→ **INSTRUCTIONS FOR THE TASK**: Quote the whole listing verbatim.

(Items from a figure collection)
==============================
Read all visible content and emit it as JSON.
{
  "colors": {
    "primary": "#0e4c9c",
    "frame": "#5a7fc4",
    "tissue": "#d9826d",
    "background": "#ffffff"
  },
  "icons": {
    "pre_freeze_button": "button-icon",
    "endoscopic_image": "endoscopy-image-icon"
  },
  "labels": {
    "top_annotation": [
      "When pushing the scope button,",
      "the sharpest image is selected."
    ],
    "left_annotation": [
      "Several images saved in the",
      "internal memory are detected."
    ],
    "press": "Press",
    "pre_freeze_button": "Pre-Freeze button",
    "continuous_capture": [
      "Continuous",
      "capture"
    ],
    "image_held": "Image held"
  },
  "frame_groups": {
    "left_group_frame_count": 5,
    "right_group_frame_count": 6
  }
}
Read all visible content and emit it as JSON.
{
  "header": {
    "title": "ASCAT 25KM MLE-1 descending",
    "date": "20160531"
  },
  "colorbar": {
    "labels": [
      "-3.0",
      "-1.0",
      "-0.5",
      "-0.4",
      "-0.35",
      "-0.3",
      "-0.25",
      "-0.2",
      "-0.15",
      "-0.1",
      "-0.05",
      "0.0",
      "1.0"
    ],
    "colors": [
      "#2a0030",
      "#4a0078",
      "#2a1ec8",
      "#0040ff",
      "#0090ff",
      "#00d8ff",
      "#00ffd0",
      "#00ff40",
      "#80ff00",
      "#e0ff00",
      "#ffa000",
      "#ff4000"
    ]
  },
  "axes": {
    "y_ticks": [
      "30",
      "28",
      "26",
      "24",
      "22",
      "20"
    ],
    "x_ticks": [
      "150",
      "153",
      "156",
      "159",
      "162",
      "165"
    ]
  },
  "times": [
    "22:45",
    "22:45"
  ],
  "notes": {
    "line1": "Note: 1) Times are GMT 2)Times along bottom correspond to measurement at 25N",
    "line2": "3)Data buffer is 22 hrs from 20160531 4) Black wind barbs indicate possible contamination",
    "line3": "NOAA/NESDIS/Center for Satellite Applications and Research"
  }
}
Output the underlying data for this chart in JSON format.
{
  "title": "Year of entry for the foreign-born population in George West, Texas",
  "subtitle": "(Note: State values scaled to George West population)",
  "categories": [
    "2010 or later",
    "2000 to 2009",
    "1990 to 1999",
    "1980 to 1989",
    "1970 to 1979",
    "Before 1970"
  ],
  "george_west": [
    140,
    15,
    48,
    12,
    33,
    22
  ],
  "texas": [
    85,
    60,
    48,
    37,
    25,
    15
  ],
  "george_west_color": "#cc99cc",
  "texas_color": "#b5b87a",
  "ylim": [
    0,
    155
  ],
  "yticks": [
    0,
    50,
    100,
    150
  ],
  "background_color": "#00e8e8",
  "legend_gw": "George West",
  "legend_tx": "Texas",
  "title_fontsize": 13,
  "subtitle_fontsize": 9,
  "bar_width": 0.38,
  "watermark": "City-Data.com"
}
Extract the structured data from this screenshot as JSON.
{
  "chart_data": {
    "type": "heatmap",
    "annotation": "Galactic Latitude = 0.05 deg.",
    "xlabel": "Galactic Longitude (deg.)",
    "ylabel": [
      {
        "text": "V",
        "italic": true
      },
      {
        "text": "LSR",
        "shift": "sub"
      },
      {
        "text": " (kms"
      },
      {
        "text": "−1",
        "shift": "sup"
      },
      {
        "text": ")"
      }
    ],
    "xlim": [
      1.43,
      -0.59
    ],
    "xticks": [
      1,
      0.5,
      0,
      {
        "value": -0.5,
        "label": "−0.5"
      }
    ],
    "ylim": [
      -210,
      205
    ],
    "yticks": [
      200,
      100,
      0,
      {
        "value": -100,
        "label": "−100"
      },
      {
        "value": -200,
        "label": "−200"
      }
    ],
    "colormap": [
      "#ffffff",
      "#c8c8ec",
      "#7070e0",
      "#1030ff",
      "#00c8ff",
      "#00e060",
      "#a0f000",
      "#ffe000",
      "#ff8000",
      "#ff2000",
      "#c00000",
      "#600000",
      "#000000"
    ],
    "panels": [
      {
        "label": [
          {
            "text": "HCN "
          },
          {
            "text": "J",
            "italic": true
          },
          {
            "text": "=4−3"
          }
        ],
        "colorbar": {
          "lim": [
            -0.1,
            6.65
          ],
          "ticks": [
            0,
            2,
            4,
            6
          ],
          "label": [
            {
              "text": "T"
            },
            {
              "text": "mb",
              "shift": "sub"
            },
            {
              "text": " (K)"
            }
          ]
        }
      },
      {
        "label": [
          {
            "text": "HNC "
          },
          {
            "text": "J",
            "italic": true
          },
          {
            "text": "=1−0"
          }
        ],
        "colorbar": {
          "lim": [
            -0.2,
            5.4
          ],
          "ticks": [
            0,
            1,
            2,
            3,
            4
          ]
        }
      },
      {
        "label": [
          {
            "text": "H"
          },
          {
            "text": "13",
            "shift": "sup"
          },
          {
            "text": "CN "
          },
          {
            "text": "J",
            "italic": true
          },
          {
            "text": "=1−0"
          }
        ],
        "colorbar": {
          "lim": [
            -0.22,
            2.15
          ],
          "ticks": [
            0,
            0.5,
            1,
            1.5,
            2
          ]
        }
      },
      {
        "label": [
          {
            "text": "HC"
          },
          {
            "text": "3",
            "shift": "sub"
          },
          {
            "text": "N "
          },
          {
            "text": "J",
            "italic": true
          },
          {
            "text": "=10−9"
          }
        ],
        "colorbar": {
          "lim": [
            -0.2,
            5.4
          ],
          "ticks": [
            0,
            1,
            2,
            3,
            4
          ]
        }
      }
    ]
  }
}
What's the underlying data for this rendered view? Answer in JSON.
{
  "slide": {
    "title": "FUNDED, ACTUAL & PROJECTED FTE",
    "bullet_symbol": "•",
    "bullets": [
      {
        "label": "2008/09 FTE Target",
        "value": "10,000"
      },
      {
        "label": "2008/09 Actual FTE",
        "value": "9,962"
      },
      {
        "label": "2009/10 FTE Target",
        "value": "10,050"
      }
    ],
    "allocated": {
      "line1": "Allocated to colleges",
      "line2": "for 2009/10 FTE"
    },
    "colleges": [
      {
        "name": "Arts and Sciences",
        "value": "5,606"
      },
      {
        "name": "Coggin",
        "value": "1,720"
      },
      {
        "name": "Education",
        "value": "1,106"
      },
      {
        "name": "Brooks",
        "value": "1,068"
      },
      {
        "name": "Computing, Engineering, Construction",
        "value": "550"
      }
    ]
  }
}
==============================
→ **THE RESPONSE**:
Read all visible content and emit it as JSON.
{
  "colors": {
    "primary": "#0e4c9c",
    "frame": "#5a7fc4",
    "tissue": "#d9826d",
    "background": "#ffffff"
  },
  "icons": {
    "pre_freeze_button": "button-icon",
    "endoscopic_image": "endoscopy-image-icon"
  },
  "labels": {
    "top_annotation": [
      "When pushing the scope button,",
      "the sharpest image is selected."
    ],
    "left_annotation": [
      "Several images saved in the",
      "internal memory are detected."
    ],
    "press": "Press",
    "pre_freeze_button": "Pre-Freeze button",
    "continuous_capture": [
      "Continuous",
      "capture"
    ],
    "image_held": "Image held"
  },
  "frame_groups": {
    "left_group_frame_count": 5,
    "right_group_frame_count": 6
  }
}
Read all visible content and emit it as JSON.
{
  "header": {
    "title": "ASCAT 25KM MLE-1 descending",
    "date": "20160531"
  },
  "colorbar": {
    "labels": [
      "-3.0",
      "-1.0",
      "-0.5",
      "-0.4",
      "-0.35",
      "-0.3",
      "-0.25",
      "-0.2",
      "-0.15",
      "-0.1",
      "-0.05",
      "0.0",
      "1.0"
    ],
    "colors": [
      "#2a0030",
      "#4a0078",
      "#2a1ec8",
      "#0040ff",
      "#0090ff",
      "#00d8ff",
      "#00ffd0",
      "#00ff40",
      "#80ff00",
      "#e0ff00",
      "#ffa000",
      "#ff4000"
    ]
  },
  "axes": {
    "y_ticks": [
      "30",
      "28",
      "26",
      "24",
      "22",
      "20"
    ],
    "x_ticks": [
      "150",
      "153",
      "156",
      "159",
      "162",
      "165"
    ]
  },
  "times": [
    "22:45",
    "22:45"
  ],
  "notes": {
    "line1": "Note: 1) Times are GMT 2)Times along bottom correspond to measurement at 25N",
    "line2": "3)Data buffer is 22 hrs from 20160531 4) Black wind barbs indicate possible contamination",
    "line3": "NOAA/NESDIS/Center for Satellite Applications and Research"
  }
}
Output the underlying data for this chart in JSON format.
{
  "title": "Year of entry for the foreign-born population in George West, Texas",
  "subtitle": "(Note: State values scaled to George West population)",
  "categories": [
    "2010 or later",
    "2000 to 2009",
    "1990 to 1999",
    "1980 to 1989",
    "1970 to 1979",
    "Before 1970"
  ],
  "george_west": [
    140,
    15,
    48,
    12,
    33,
    22
  ],
  "texas": [
    85,
    60,
    48,
    37,
    25,
    15
  ],
  "george_west_color": "#cc99cc",
  "texas_color": "#b5b87a",
  "ylim": [
    0,
    155
  ],
  "yticks": [
    0,
    50,
    100,
    150
  ],
  "background_color": "#00e8e8",
  "legend_gw": "George West",
  "legend_tx": "Texas",
  "title_fontsize": 13,
  "subtitle_fontsize": 9,
  "bar_width": 0.38,
  "watermark": "City-Data.com"
}
Extract the structured data from this screenshot as JSON.
{
  "chart_data": {
    "type": "heatmap",
    "annotation": "Galactic Latitude = 0.05 deg.",
    "xlabel": "Galactic Longitude (deg.)",
    "ylabel": [
      {
        "text": "V",
        "italic": true
      },
      {
        "text": "LSR",
        "shift": "sub"
      },
      {
        "text": " (kms"
      },
      {
        "text": "−1",
        "shift": "sup"
      },
      {
        "text": ")"
      }
    ],
    "xlim": [
      1.43,
      -0.59
    ],
    "xticks": [
      1,
      0.5,
      0,
      {
        "value": -0.5,
        "label": "−0.5"
      }
    ],
    "ylim": [
      -210,
      205
    ],
    "yticks": [
      200,
      100,
      0,
      {
        "value": -100,
        "label": "−100"
      },
      {
        "value": -200,
        "label": "−200"
      }
    ],
    "colormap": [
      "#ffffff",
      "#c8c8ec",
      "#7070e0",
      "#1030ff",
      "#00c8ff",
      "#00e060",
      "#a0f000",
      "#ffe000",
      "#ff8000",
      "#ff2000",
      "#c00000",
      "#600000",
      "#000000"
    ],
    "panels": [
      {
        "label": [
          {
            "text": "HCN "
          },
          {
            "text": "J",
            "italic": true
          },
          {
            "text": "=4−3"
          }
        ],
        "colorbar": {
          "lim": [
            -0.1,
            6.65
          ],
          "ticks": [
            0,
            2,
            4,
            6
          ],
          "label": [
            {
              "text": "T"
            },
            {
              "text": "mb",
              "shift": "sub"
            },
            {
              "text": " (K)"
            }
          ]
        }
      },
      {
        "label": [
          {
            "text": "HNC "
          },
          {
            "text": "J",
            "italic": true
          },
          {
            "text": "=1−0"
          }
        ],
        "colorbar": {
          "lim": [
            -0.2,
            5.4
          ],
          "ticks": [
            0,
            1,
            2,
            3,
            4
          ]
        }
      },
      {
        "label": [
          {
            "text": "H"
          },
          {
            "text": "13",
            "shift": "sup"
          },
          {
            "text": "CN "
          },
          {
            "text": "J",
            "italic": true
          },
          {
            "text": "=1−0"
          }
        ],
        "colorbar": {
          "lim": [
            -0.22,
            2.15
          ],
          "ticks": [
            0,
            0.5,
            1,
            1.5,
            2
          ]
        }
      },
      {
        "label": [
          {
            "text": "HC"
          },
          {
            "text": "3",
            "shift": "sub"
          },
          {
            "text": "N "
          },
          {
            "text": "J",
            "italic": true
          },
          {
            "text": "=10−9"
          }
        ],
        "colorbar": {
          "lim": [
            -0.2,
            5.4
          ],
          "ticks": [
            0,
            1,
            2,
            3,
            4
          ]
        }
      }
    ]
  }
}
What's the underlying data for this rendered view? Answer in JSON.
{
  "slide": {
    "title": "FUNDED, ACTUAL & PROJECTED FTE",
    "bullet_symbol": "•",
    "bullets": [
      {
        "label": "2008/09 FTE Target",
        "value": "10,000"
      },
      {
        "label": "2008/09 Actual FTE",
        "value": "9,962"
      },
      {
        "label": "2009/10 FTE Target",
        "value": "10,050"
      }
    ],
    "allocated": {
      "line1": "Allocated to colleges",
      "line2": "for 2009/10 FTE"
    },
    "colleges": [
      {
        "name": "Arts and Sciences",
        "value": "5,606"
      },
      {
        "name": "Coggin",
        "value": "1,720"
      },
      {
        "name": "Education",
        "value": "1,106"
      },
      {
        "name": "Brooks",
        "value": "1,068"
      },
      {
        "name": "Computing, Engineering, Construction",
        "value": "550"
      }
    ]
  }
}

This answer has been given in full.